Scan the entries below for the word "Sword". Copy each line that has it.

-- Start Data for the task --

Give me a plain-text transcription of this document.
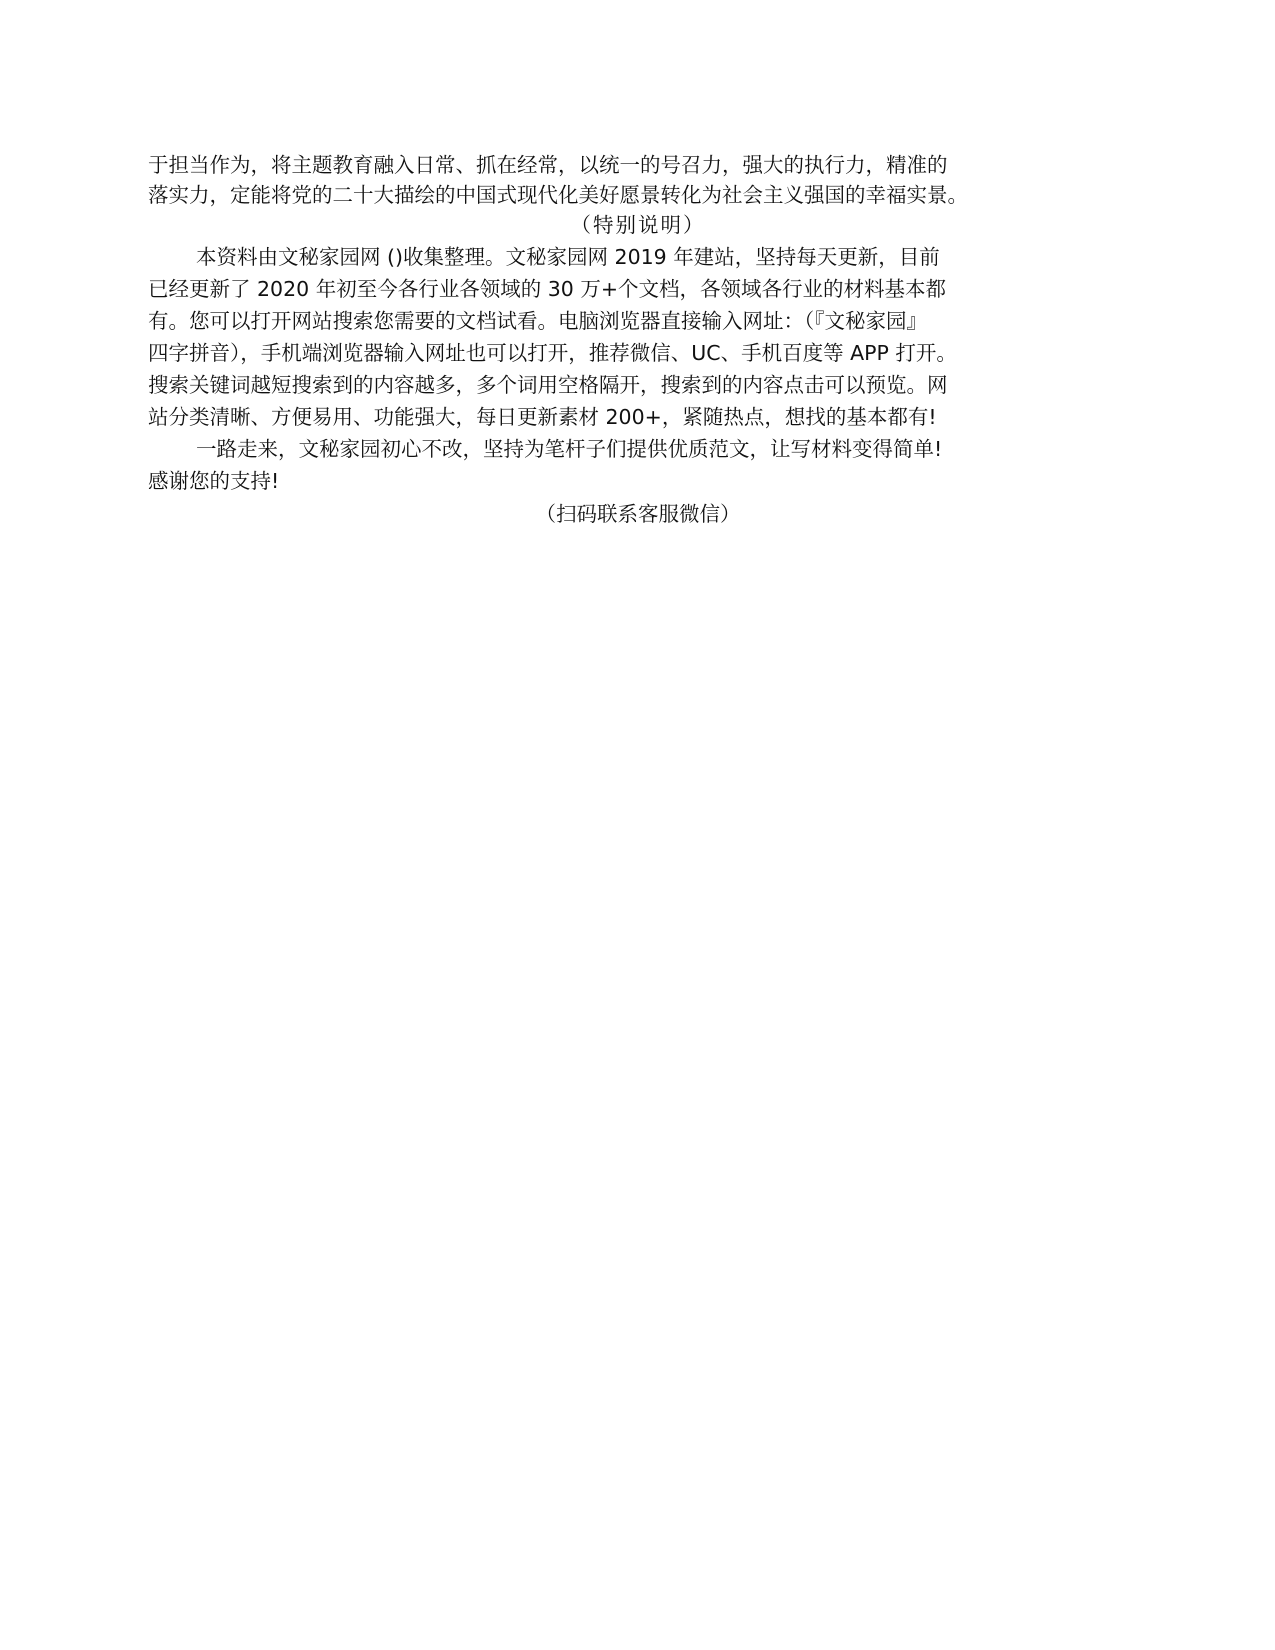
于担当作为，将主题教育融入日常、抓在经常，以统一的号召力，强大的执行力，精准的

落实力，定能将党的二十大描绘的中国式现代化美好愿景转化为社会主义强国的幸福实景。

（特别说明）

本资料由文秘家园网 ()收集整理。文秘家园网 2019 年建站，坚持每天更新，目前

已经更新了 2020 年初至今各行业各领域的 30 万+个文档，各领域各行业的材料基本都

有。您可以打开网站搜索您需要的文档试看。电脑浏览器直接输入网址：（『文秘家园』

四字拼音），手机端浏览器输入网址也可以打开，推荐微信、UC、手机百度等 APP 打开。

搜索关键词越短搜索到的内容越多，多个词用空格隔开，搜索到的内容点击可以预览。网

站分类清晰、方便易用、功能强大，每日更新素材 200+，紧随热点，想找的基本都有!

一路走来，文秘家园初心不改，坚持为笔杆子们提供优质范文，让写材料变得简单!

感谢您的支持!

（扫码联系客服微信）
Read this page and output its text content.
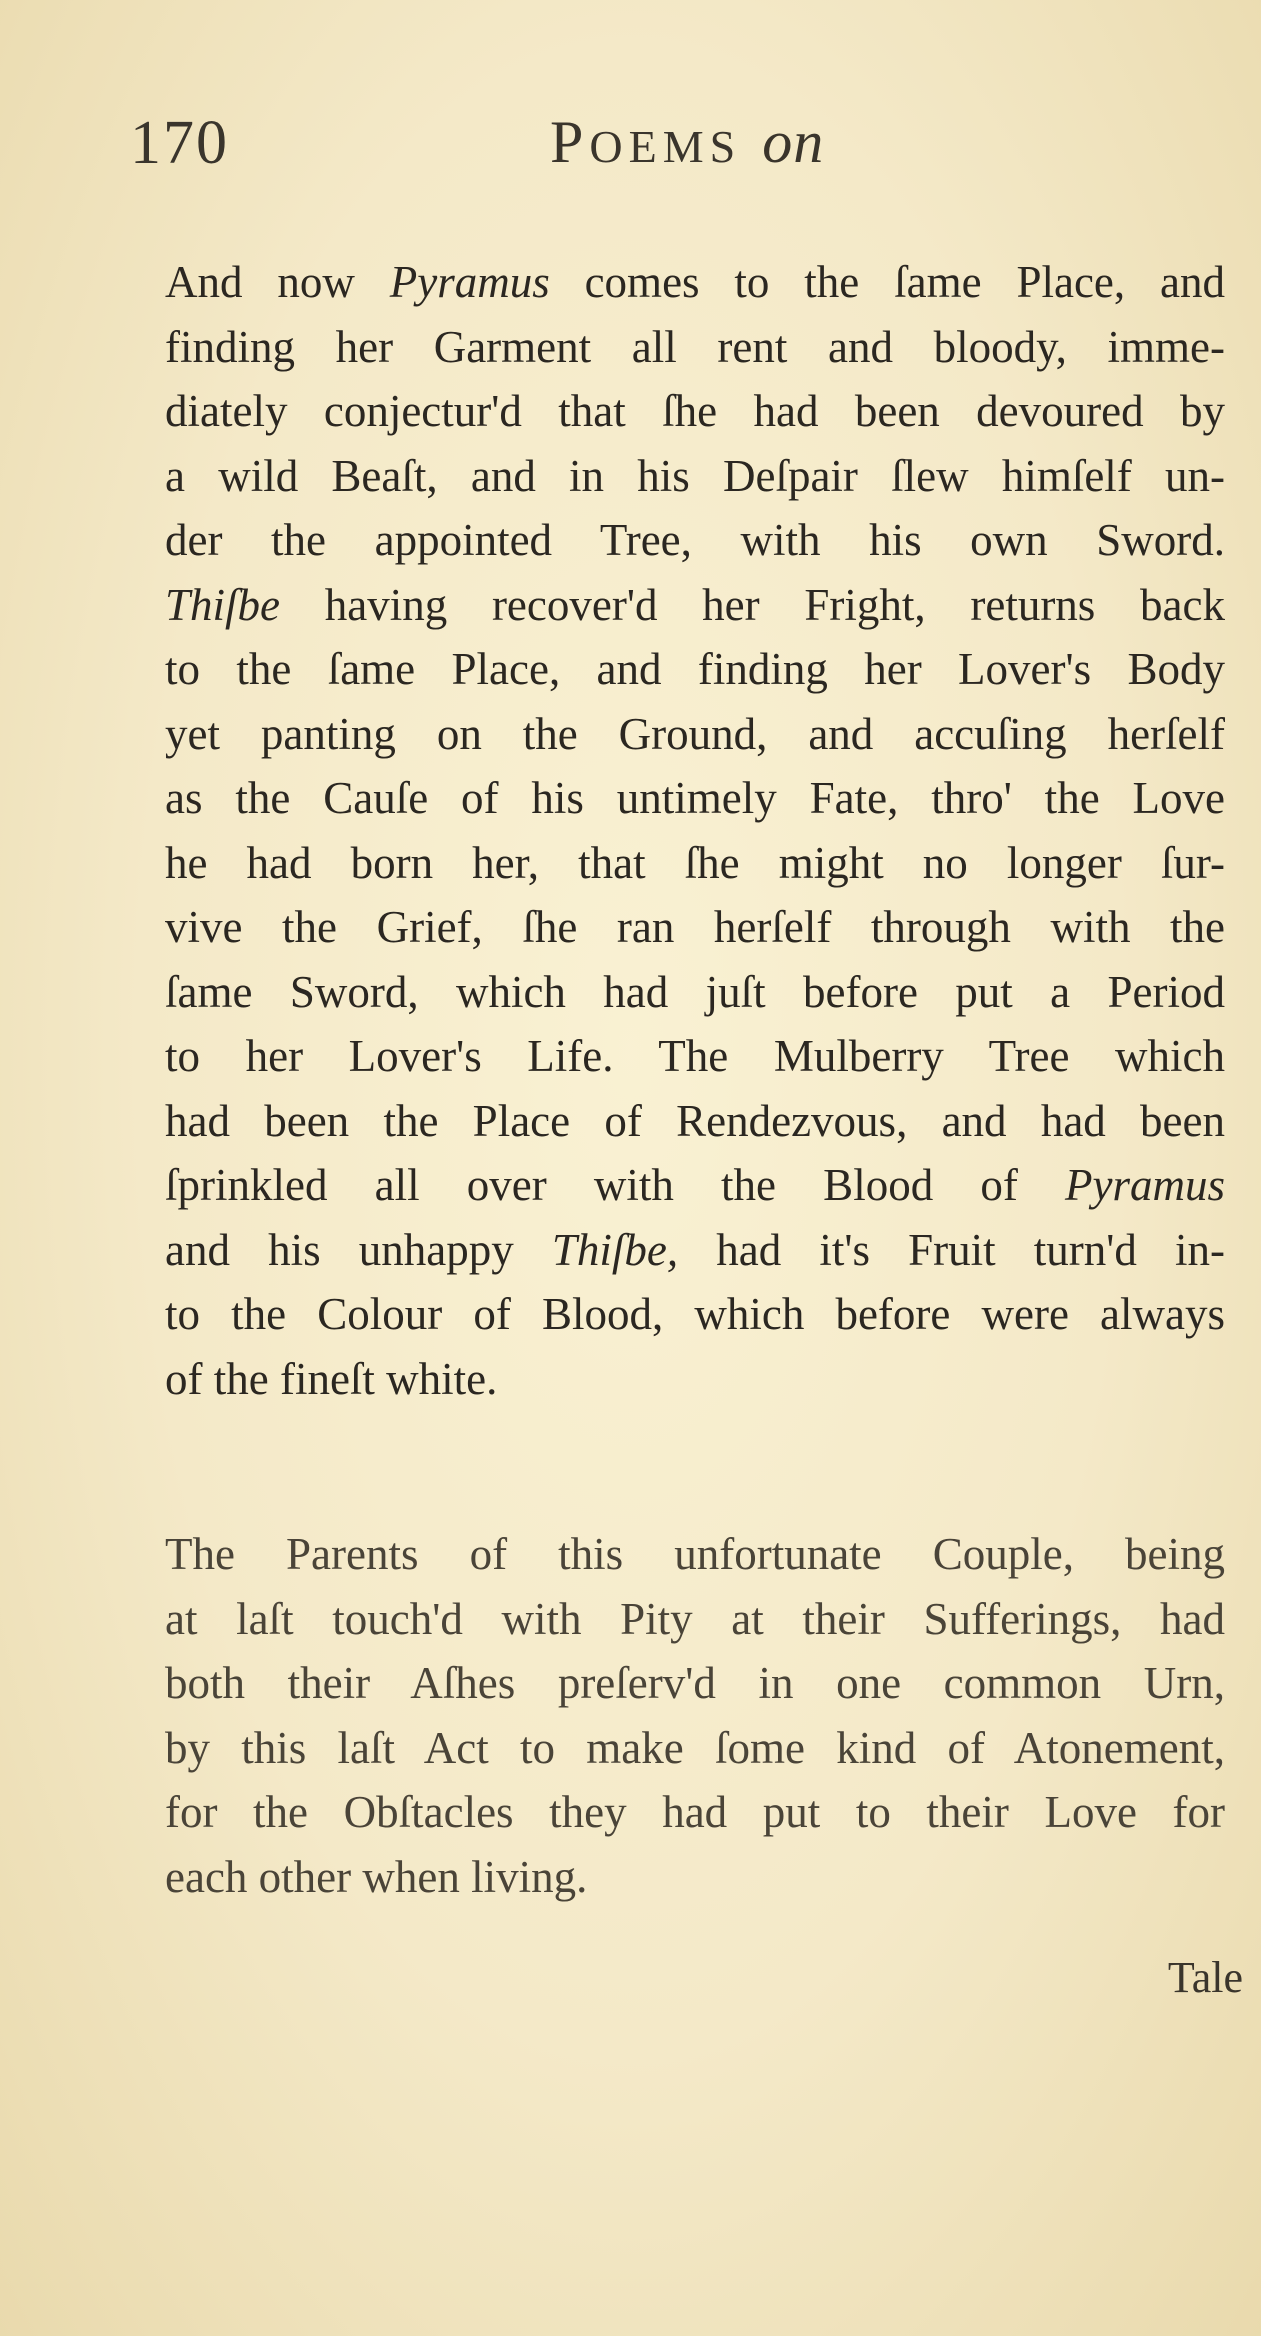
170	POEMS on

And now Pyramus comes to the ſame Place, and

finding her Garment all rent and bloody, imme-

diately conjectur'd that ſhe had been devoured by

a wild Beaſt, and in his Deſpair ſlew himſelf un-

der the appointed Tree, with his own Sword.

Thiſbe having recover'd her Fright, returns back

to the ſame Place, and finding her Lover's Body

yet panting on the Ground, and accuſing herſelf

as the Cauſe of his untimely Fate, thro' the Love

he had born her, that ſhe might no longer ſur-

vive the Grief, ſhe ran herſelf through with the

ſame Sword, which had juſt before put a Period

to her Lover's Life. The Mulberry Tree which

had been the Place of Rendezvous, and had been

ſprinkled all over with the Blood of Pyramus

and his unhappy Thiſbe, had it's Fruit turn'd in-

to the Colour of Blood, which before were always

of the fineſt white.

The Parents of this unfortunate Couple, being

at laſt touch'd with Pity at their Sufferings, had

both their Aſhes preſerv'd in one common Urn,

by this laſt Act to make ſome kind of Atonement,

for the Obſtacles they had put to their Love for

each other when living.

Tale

-- End Data for the task --
-- Start Data for the task --

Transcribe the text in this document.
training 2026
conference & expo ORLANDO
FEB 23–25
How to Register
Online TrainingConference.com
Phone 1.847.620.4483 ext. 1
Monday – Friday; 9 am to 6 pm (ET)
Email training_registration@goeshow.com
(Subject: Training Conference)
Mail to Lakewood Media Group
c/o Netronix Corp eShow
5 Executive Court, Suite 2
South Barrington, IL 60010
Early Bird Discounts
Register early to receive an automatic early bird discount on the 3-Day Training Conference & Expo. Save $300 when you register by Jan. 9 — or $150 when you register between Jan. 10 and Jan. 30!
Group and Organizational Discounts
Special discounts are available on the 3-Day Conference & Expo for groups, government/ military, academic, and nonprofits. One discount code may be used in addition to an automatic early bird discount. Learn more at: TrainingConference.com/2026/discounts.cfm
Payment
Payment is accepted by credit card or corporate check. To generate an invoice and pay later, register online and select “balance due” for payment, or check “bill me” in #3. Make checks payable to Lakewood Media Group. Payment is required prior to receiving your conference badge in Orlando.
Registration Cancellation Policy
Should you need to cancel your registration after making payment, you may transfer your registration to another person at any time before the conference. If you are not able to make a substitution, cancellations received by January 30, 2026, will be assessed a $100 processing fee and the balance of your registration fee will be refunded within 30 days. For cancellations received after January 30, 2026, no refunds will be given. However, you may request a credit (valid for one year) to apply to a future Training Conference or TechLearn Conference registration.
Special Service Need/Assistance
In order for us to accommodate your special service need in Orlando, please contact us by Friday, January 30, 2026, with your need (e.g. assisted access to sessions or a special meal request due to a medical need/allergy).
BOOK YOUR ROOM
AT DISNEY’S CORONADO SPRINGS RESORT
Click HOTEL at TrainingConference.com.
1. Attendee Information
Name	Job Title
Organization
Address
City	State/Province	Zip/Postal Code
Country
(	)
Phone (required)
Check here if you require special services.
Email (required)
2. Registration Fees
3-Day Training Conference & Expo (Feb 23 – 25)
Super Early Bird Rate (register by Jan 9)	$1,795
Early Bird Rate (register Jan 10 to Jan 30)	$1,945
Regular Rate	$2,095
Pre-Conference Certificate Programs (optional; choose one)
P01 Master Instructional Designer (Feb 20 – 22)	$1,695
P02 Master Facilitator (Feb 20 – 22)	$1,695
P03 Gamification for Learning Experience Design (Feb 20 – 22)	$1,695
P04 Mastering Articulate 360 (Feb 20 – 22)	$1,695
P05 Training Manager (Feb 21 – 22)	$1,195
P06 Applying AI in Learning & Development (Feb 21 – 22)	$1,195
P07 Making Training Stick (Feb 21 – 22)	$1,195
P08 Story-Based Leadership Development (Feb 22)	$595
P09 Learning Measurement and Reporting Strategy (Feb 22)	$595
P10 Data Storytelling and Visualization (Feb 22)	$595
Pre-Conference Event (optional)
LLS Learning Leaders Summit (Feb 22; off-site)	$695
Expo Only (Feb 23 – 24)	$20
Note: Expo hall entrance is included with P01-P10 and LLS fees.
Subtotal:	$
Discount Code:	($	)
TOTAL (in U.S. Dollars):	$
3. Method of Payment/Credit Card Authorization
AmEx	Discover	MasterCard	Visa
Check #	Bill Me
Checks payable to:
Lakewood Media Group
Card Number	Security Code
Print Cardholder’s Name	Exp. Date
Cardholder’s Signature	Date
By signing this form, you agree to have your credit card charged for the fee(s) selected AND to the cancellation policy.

-- End Data for the task --

Answer below:
der the appointed Tree, with his own Sword.
ſame Sword, which had juſt before put a Period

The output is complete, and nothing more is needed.